WHAT THE TASK ASKS – Faithfully return all lines, omitting every embedded picture.

[START OF INPUT MATERIAL]

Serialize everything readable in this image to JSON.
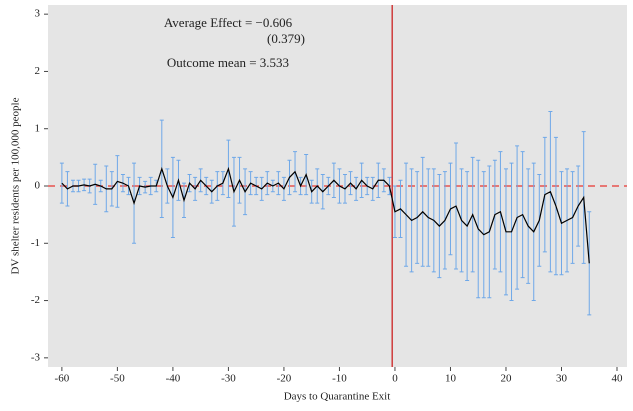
{
  "chart_data": {
    "type": "errorbar-line",
    "xlabel": "Days to Quarantine Exit",
    "ylabel": "DV shelter residents per 100,000 people",
    "annotations": [
      "Average Effect = −0.606",
      "(0.379)",
      "Outcome mean = 3.533"
    ],
    "x": [
      -60,
      -59,
      -58,
      -57,
      -56,
      -55,
      -54,
      -53,
      -52,
      -51,
      -50,
      -49,
      -48,
      -47,
      -46,
      -45,
      -44,
      -43,
      -42,
      -41,
      -40,
      -39,
      -38,
      -37,
      -36,
      -35,
      -34,
      -33,
      -32,
      -31,
      -30,
      -29,
      -28,
      -27,
      -26,
      -25,
      -24,
      -23,
      -22,
      -21,
      -20,
      -19,
      -18,
      -17,
      -16,
      -15,
      -14,
      -13,
      -12,
      -11,
      -10,
      -9,
      -8,
      -7,
      -6,
      -5,
      -4,
      -3,
      -2,
      -1,
      0,
      1,
      2,
      3,
      4,
      5,
      6,
      7,
      8,
      9,
      10,
      11,
      12,
      13,
      14,
      15,
      16,
      17,
      18,
      19,
      20,
      21,
      22,
      23,
      24,
      25,
      26,
      27,
      28,
      29,
      30,
      31,
      32,
      33,
      34,
      35
    ],
    "values": [
      0.05,
      -0.05,
      0.0,
      0.0,
      0.02,
      0.0,
      0.03,
      0.0,
      -0.05,
      -0.05,
      0.08,
      0.05,
      0.0,
      -0.3,
      0.0,
      -0.02,
      0.0,
      0.0,
      0.3,
      0.0,
      -0.2,
      0.1,
      -0.25,
      0.05,
      -0.05,
      0.1,
      0.0,
      -0.1,
      0.0,
      0.05,
      0.3,
      -0.1,
      0.1,
      -0.1,
      0.05,
      0.0,
      -0.05,
      0.05,
      0.0,
      0.05,
      -0.05,
      0.15,
      0.25,
      0.0,
      0.2,
      -0.1,
      0.0,
      -0.1,
      0.0,
      0.1,
      0.0,
      -0.05,
      0.05,
      -0.05,
      0.1,
      0.0,
      -0.05,
      0.1,
      0.1,
      0.0,
      -0.45,
      -0.4,
      -0.5,
      -0.6,
      -0.55,
      -0.45,
      -0.55,
      -0.6,
      -0.7,
      -0.6,
      -0.4,
      -0.35,
      -0.6,
      -0.7,
      -0.5,
      -0.75,
      -0.85,
      -0.8,
      -0.5,
      -0.45,
      -0.8,
      -0.8,
      -0.55,
      -0.5,
      -0.7,
      -0.8,
      -0.6,
      -0.15,
      -0.1,
      -0.35,
      -0.65,
      -0.6,
      -0.55,
      -0.35,
      -0.2,
      -1.35
    ],
    "errors": [
      0.35,
      0.3,
      0.1,
      0.1,
      0.1,
      0.12,
      0.35,
      0.1,
      0.4,
      0.3,
      0.45,
      0.15,
      0.15,
      0.7,
      0.15,
      0.1,
      0.15,
      0.1,
      0.85,
      0.3,
      0.7,
      0.35,
      0.3,
      0.15,
      0.2,
      0.2,
      0.15,
      0.2,
      0.25,
      0.2,
      0.5,
      0.6,
      0.4,
      0.4,
      0.2,
      0.15,
      0.2,
      0.2,
      0.1,
      0.2,
      0.2,
      0.3,
      0.35,
      0.15,
      0.35,
      0.2,
      0.3,
      0.3,
      0.15,
      0.3,
      0.3,
      0.25,
      0.2,
      0.2,
      0.3,
      0.15,
      0.2,
      0.3,
      0.2,
      0.15,
      0.45,
      0.5,
      0.9,
      0.9,
      0.8,
      0.95,
      0.85,
      0.9,
      0.9,
      0.85,
      0.8,
      1.1,
      0.9,
      0.95,
      1.0,
      1.2,
      1.1,
      1.15,
      0.95,
      1.05,
      1.1,
      1.2,
      1.25,
      1.1,
      1.0,
      1.2,
      0.8,
      1.0,
      1.4,
      1.2,
      0.9,
      0.9,
      0.8,
      0.7,
      1.15,
      0.9
    ],
    "color": "#000000",
    "error_color": "#6fa8e8",
    "hline": 0,
    "hline_color": "#e8534f",
    "vline": -0.5,
    "vline_color": "#cc2222",
    "xlim": [
      -62.5,
      41.8
    ],
    "ylim": [
      -3.16,
      3.16
    ],
    "xticks": [
      -60,
      -50,
      -40,
      -30,
      -20,
      -10,
      0,
      10,
      20,
      30,
      40
    ],
    "yticks": [
      -3,
      -2,
      -1,
      0,
      1,
      2,
      3
    ],
    "grid": false
  }
}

[END OF INPUT MATERIAL]

ANSWER TO THE PROBLEM –
Serialize everything readable in this image to JSON.
{
  "chart_data": {
    "type": "errorbar-line",
    "xlabel": "Days to Quarantine Exit",
    "ylabel": "DV shelter residents per 100,000 people",
    "annotations": [
      "Average Effect = −0.606",
      "(0.379)",
      "Outcome mean = 3.533"
    ],
    "x": [
      -60,
      -59,
      -58,
      -57,
      -56,
      -55,
      -54,
      -53,
      -52,
      -51,
      -50,
      -49,
      -48,
      -47,
      -46,
      -45,
      -44,
      -43,
      -42,
      -41,
      -40,
      -39,
      -38,
      -37,
      -36,
      -35,
      -34,
      -33,
      -32,
      -31,
      -30,
      -29,
      -28,
      -27,
      -26,
      -25,
      -24,
      -23,
      -22,
      -21,
      -20,
      -19,
      -18,
      -17,
      -16,
      -15,
      -14,
      -13,
      -12,
      -11,
      -10,
      -9,
      -8,
      -7,
      -6,
      -5,
      -4,
      -3,
      -2,
      -1,
      0,
      1,
      2,
      3,
      4,
      5,
      6,
      7,
      8,
      9,
      10,
      11,
      12,
      13,
      14,
      15,
      16,
      17,
      18,
      19,
      20,
      21,
      22,
      23,
      24,
      25,
      26,
      27,
      28,
      29,
      30,
      31,
      32,
      33,
      34,
      35
    ],
    "values": [
      0.05,
      -0.05,
      0.0,
      0.0,
      0.02,
      0.0,
      0.03,
      0.0,
      -0.05,
      -0.05,
      0.08,
      0.05,
      0.0,
      -0.3,
      0.0,
      -0.02,
      0.0,
      0.0,
      0.3,
      0.0,
      -0.2,
      0.1,
      -0.25,
      0.05,
      -0.05,
      0.1,
      0.0,
      -0.1,
      0.0,
      0.05,
      0.3,
      -0.1,
      0.1,
      -0.1,
      0.05,
      0.0,
      -0.05,
      0.05,
      0.0,
      0.05,
      -0.05,
      0.15,
      0.25,
      0.0,
      0.2,
      -0.1,
      0.0,
      -0.1,
      0.0,
      0.1,
      0.0,
      -0.05,
      0.05,
      -0.05,
      0.1,
      0.0,
      -0.05,
      0.1,
      0.1,
      0.0,
      -0.45,
      -0.4,
      -0.5,
      -0.6,
      -0.55,
      -0.45,
      -0.55,
      -0.6,
      -0.7,
      -0.6,
      -0.4,
      -0.35,
      -0.6,
      -0.7,
      -0.5,
      -0.75,
      -0.85,
      -0.8,
      -0.5,
      -0.45,
      -0.8,
      -0.8,
      -0.55,
      -0.5,
      -0.7,
      -0.8,
      -0.6,
      -0.15,
      -0.1,
      -0.35,
      -0.65,
      -0.6,
      -0.55,
      -0.35,
      -0.2,
      -1.35
    ],
    "errors": [
      0.35,
      0.3,
      0.1,
      0.1,
      0.1,
      0.12,
      0.35,
      0.1,
      0.4,
      0.3,
      0.45,
      0.15,
      0.15,
      0.7,
      0.15,
      0.1,
      0.15,
      0.1,
      0.85,
      0.3,
      0.7,
      0.35,
      0.3,
      0.15,
      0.2,
      0.2,
      0.15,
      0.2,
      0.25,
      0.2,
      0.5,
      0.6,
      0.4,
      0.4,
      0.2,
      0.15,
      0.2,
      0.2,
      0.1,
      0.2,
      0.2,
      0.3,
      0.35,
      0.15,
      0.35,
      0.2,
      0.3,
      0.3,
      0.15,
      0.3,
      0.3,
      0.25,
      0.2,
      0.2,
      0.3,
      0.15,
      0.2,
      0.3,
      0.2,
      0.15,
      0.45,
      0.5,
      0.9,
      0.9,
      0.8,
      0.95,
      0.85,
      0.9,
      0.9,
      0.85,
      0.8,
      1.1,
      0.9,
      0.95,
      1.0,
      1.2,
      1.1,
      1.15,
      0.95,
      1.05,
      1.1,
      1.2,
      1.25,
      1.1,
      1.0,
      1.2,
      0.8,
      1.0,
      1.4,
      1.2,
      0.9,
      0.9,
      0.8,
      0.7,
      1.15,
      0.9
    ],
    "color": "#000000",
    "error_color": "#6fa8e8",
    "hline": 0,
    "hline_color": "#e8534f",
    "vline": -0.5,
    "vline_color": "#cc2222",
    "xlim": [
      -62.5,
      41.8
    ],
    "ylim": [
      -3.16,
      3.16
    ],
    "xticks": [
      -60,
      -50,
      -40,
      -30,
      -20,
      -10,
      0,
      10,
      20,
      30,
      40
    ],
    "yticks": [
      -3,
      -2,
      -1,
      0,
      1,
      2,
      3
    ],
    "grid": false
  }
}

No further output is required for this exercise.